WHAT YOU WILL DO: Extract every line where the string "招收理工类考生" appears.
++++ LISTED ENTRIES
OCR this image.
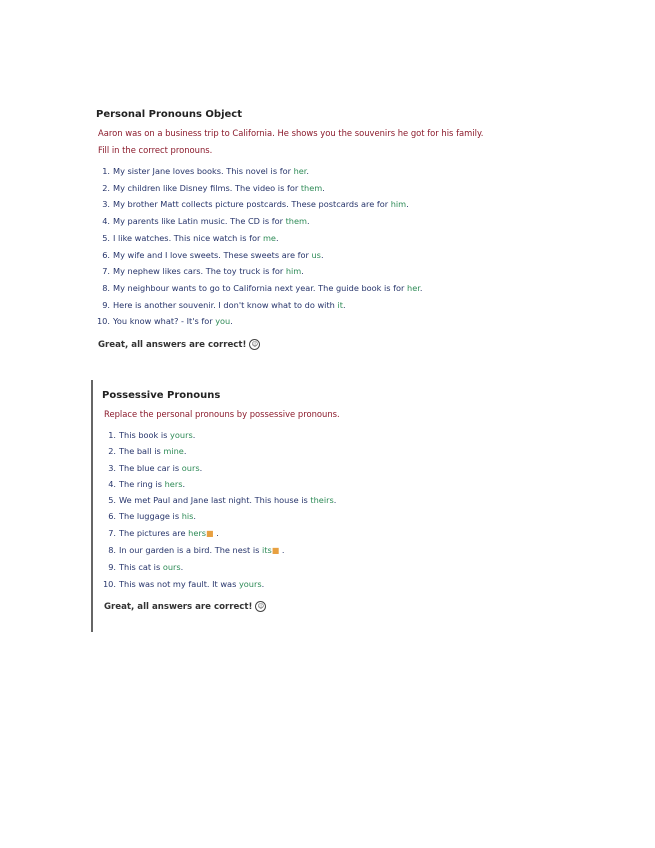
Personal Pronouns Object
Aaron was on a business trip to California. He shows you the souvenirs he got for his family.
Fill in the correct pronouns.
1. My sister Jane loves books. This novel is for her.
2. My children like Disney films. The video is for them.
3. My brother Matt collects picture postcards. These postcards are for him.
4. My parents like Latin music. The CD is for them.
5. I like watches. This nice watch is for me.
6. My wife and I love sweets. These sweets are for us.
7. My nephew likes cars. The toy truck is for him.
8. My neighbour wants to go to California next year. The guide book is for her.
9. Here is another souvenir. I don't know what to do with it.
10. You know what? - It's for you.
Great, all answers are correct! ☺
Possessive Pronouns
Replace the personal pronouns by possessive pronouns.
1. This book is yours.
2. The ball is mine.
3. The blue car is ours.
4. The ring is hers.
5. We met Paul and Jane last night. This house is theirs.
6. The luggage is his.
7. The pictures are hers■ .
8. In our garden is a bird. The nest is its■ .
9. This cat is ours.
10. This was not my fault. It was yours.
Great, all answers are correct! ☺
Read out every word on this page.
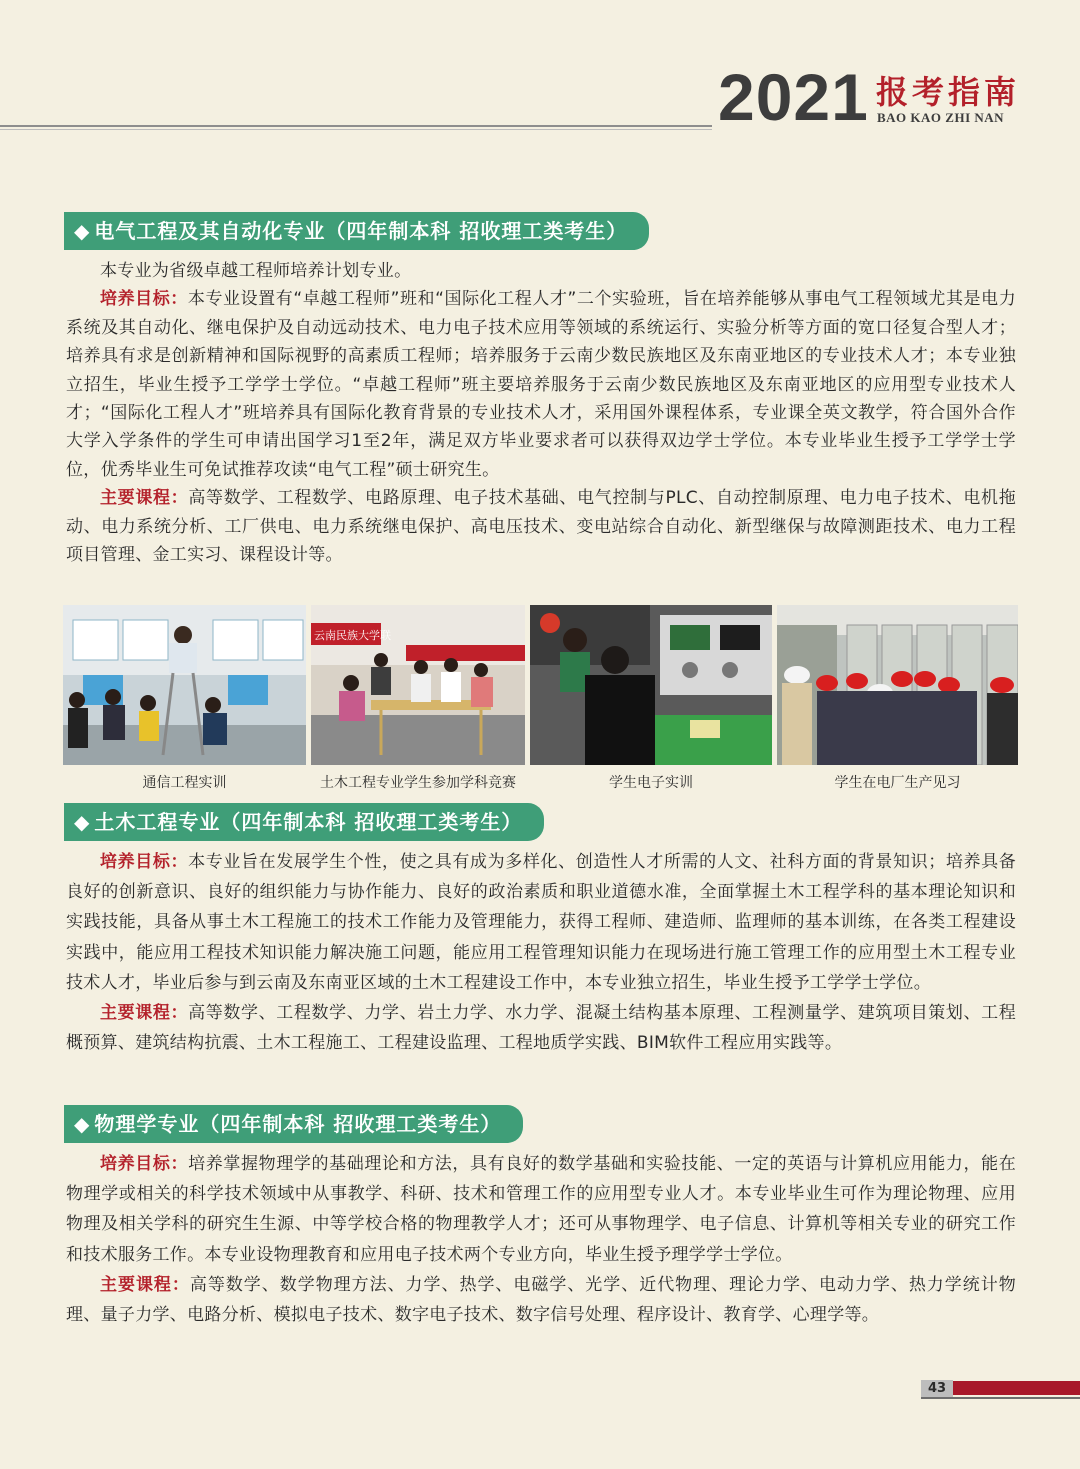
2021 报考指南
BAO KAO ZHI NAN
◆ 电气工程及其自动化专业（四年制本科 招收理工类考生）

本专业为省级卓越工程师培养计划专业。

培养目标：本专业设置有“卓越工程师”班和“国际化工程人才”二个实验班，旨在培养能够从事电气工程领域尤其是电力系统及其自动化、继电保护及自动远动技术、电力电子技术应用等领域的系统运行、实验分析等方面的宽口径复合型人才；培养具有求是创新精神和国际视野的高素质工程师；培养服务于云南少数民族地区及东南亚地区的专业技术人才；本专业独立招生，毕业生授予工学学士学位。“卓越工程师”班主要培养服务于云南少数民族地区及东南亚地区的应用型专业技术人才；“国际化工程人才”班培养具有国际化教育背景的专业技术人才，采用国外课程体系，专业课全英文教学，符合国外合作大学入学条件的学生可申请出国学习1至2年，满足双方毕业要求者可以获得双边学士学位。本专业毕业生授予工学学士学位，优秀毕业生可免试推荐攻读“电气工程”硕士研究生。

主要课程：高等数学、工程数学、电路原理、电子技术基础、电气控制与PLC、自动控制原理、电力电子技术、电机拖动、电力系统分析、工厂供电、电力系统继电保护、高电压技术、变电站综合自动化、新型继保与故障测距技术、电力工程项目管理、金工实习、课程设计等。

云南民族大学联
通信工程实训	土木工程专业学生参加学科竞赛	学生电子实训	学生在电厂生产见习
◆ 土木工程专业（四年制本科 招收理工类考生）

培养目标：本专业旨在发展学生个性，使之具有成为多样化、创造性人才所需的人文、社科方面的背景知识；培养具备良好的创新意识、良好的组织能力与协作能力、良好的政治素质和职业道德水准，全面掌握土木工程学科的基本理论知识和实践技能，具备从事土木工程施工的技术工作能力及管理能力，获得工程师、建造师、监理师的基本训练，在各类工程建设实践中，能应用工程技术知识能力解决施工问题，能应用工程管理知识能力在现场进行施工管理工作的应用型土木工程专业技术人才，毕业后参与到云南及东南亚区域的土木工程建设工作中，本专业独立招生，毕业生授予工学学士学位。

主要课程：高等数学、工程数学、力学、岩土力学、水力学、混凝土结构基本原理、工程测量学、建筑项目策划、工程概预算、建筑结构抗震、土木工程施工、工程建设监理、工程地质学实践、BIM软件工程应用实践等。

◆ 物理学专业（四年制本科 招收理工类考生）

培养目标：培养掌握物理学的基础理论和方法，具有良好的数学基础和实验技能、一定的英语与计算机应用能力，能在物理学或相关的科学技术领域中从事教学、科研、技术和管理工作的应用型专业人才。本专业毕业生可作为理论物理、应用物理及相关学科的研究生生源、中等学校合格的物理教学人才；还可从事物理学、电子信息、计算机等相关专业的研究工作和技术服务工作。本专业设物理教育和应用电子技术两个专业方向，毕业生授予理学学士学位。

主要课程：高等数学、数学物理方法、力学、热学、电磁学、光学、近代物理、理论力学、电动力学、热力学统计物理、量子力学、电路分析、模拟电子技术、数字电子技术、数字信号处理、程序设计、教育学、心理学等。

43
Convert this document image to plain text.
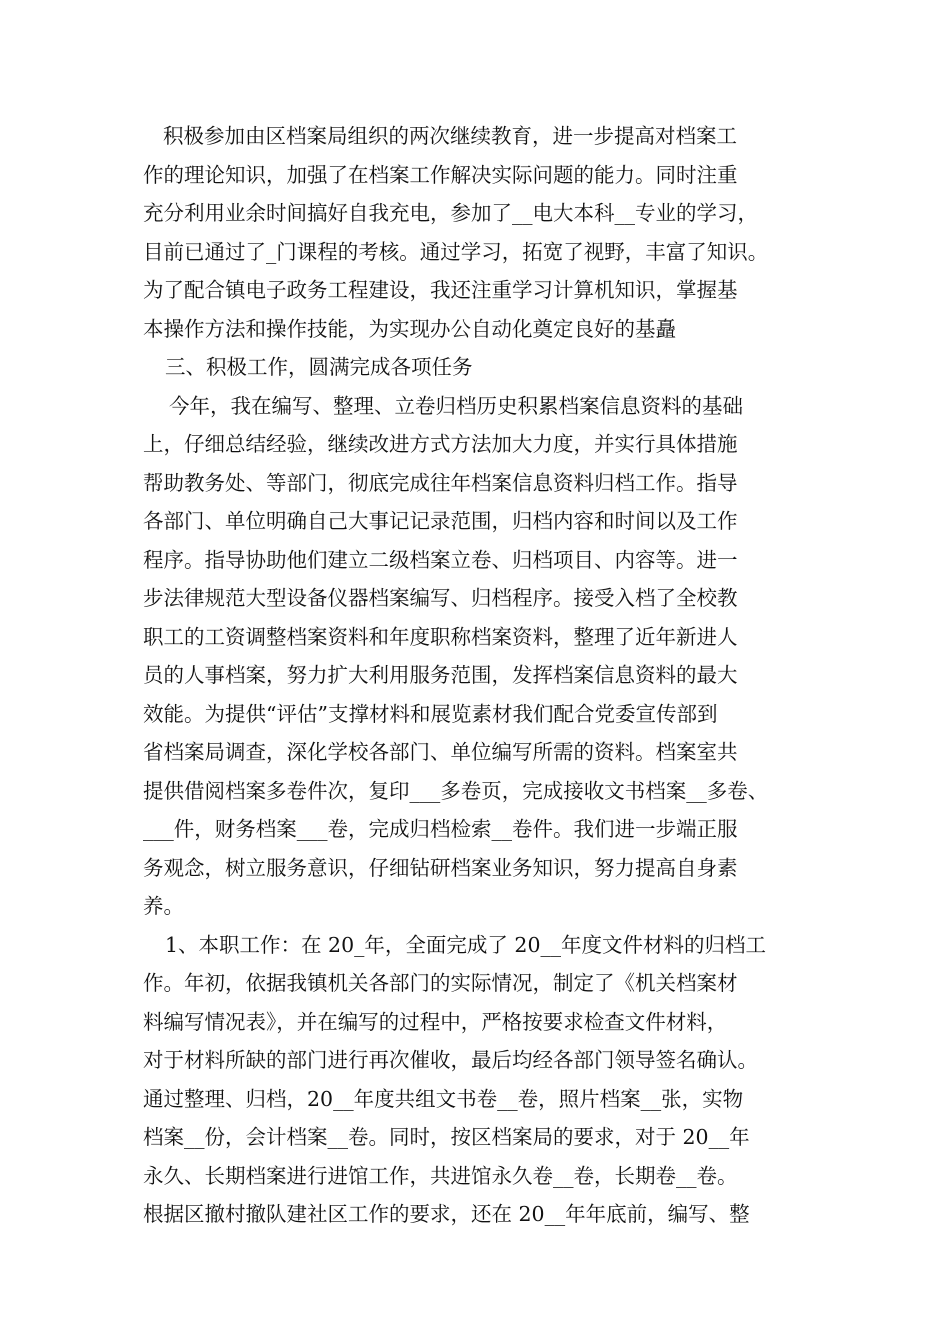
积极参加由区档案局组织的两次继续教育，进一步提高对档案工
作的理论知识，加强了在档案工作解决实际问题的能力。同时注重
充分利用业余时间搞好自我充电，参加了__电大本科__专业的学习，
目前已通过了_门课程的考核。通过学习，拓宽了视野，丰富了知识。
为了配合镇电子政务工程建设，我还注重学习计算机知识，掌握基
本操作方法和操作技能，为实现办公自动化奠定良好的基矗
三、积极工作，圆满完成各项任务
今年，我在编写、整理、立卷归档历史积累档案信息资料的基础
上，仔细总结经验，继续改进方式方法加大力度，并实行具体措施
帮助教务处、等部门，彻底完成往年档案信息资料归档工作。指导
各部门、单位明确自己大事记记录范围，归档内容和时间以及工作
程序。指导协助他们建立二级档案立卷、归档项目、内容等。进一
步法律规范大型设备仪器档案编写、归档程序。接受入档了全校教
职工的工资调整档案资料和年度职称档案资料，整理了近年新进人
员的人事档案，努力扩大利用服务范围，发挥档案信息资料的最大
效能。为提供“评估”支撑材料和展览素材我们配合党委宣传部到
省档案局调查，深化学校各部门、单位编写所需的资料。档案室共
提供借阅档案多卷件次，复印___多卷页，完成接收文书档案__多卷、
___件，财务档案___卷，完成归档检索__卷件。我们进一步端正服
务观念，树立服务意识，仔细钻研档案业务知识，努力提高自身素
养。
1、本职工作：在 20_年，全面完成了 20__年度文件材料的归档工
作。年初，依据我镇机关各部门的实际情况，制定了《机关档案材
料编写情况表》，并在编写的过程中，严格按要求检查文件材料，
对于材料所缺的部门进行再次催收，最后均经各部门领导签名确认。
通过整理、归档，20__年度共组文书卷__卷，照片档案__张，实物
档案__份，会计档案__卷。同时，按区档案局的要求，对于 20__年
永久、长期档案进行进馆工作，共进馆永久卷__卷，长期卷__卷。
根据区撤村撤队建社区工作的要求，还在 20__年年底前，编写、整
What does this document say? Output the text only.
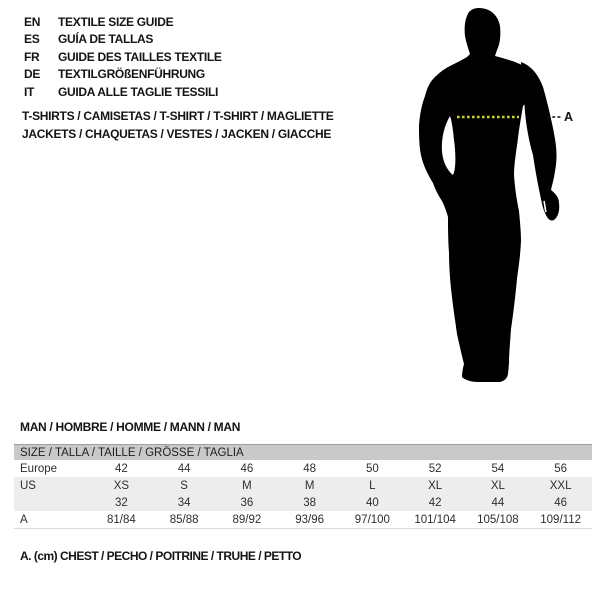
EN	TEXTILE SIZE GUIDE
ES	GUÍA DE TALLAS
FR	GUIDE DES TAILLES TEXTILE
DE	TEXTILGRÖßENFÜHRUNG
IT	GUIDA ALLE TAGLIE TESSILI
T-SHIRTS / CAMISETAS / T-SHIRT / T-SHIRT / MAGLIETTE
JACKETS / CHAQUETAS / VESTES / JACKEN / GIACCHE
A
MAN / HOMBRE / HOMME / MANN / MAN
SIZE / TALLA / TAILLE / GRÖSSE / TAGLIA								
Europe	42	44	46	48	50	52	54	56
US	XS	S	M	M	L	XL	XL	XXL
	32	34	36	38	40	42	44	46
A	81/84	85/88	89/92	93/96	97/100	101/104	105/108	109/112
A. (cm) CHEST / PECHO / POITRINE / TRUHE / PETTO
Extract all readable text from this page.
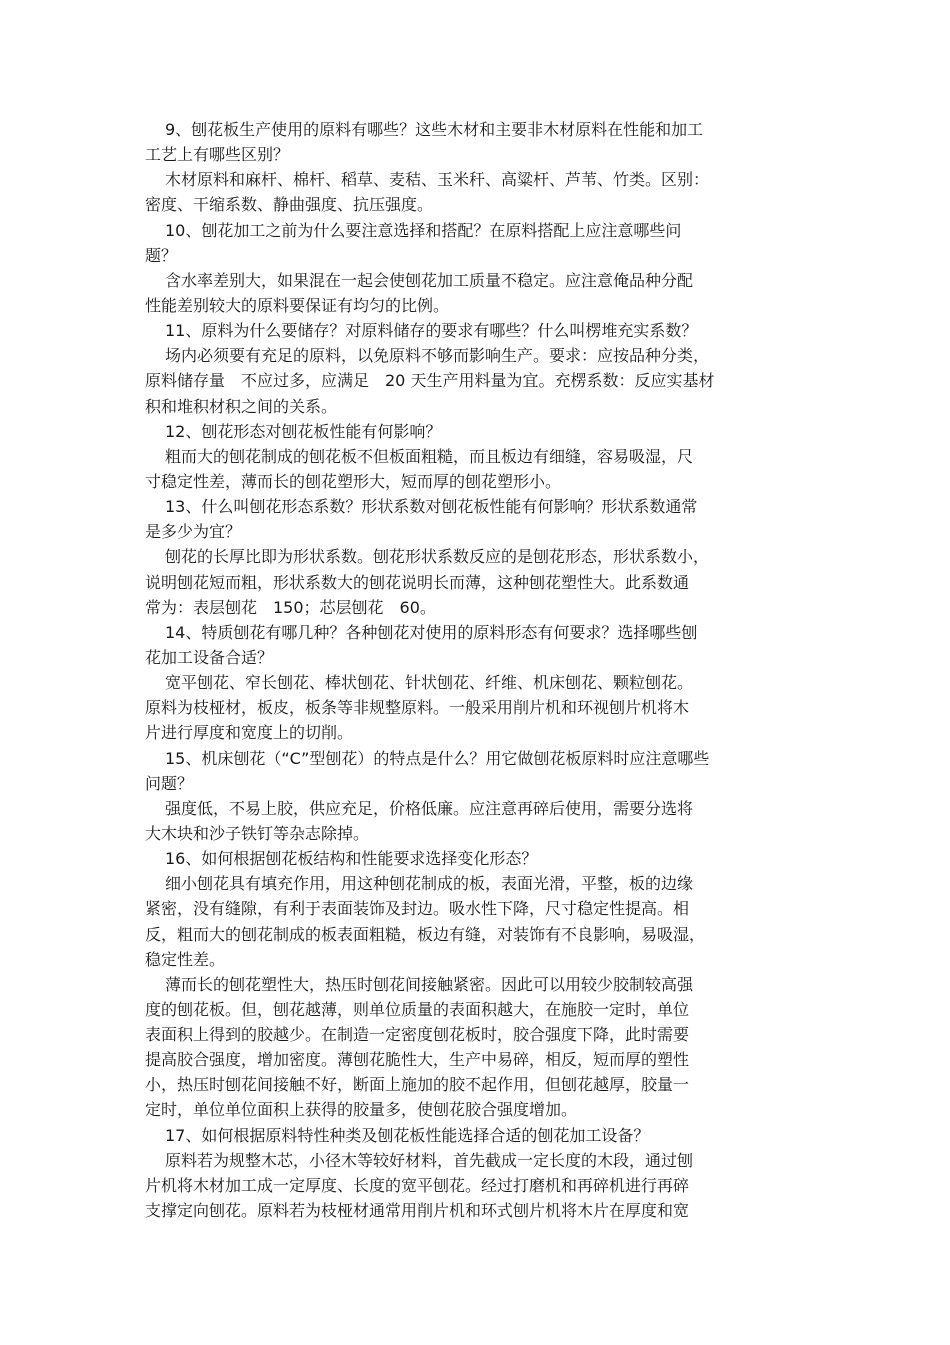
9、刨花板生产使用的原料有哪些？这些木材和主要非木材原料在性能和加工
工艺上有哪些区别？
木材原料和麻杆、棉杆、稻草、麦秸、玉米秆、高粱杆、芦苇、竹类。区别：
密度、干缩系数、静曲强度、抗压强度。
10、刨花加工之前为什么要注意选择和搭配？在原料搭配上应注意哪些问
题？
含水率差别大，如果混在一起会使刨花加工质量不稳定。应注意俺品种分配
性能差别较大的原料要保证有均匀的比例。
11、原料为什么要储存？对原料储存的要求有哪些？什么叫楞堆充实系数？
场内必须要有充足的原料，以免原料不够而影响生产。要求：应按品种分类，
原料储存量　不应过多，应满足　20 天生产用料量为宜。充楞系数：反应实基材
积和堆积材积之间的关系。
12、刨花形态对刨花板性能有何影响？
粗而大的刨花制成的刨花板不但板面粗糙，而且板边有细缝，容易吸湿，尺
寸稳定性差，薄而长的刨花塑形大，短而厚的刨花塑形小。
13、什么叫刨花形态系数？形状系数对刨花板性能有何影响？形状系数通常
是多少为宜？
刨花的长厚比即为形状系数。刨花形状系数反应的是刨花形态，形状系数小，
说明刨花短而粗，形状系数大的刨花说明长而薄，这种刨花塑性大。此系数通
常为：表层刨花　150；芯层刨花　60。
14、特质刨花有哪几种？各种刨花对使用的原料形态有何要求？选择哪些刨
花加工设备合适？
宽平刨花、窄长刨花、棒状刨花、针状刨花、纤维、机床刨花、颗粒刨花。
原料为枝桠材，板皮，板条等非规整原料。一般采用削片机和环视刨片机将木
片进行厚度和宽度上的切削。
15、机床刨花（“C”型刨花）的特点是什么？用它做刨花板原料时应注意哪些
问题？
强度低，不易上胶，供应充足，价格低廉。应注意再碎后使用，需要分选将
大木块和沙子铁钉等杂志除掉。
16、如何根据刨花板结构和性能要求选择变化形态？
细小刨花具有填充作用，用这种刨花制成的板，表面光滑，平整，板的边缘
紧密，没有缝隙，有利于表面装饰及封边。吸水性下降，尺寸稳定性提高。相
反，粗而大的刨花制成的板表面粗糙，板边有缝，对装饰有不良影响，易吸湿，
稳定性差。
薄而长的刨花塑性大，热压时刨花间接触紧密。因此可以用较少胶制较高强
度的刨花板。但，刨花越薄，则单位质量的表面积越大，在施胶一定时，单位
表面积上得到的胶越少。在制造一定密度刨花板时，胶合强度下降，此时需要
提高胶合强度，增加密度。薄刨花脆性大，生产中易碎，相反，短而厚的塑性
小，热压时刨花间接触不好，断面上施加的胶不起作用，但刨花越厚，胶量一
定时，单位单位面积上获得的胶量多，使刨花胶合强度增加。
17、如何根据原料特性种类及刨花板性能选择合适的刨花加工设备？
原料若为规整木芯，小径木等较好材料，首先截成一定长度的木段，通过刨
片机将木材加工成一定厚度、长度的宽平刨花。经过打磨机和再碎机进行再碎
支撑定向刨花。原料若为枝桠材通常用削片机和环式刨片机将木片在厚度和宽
++++++++
WRITTEN SOLUTION:
◆ 电气工程及其自动化专业（四年制本科 招收理工类考生）
◆ 土木工程专业（四年制本科 招收理工类考生）
◆ 物理学专业（四年制本科 招收理工类考生）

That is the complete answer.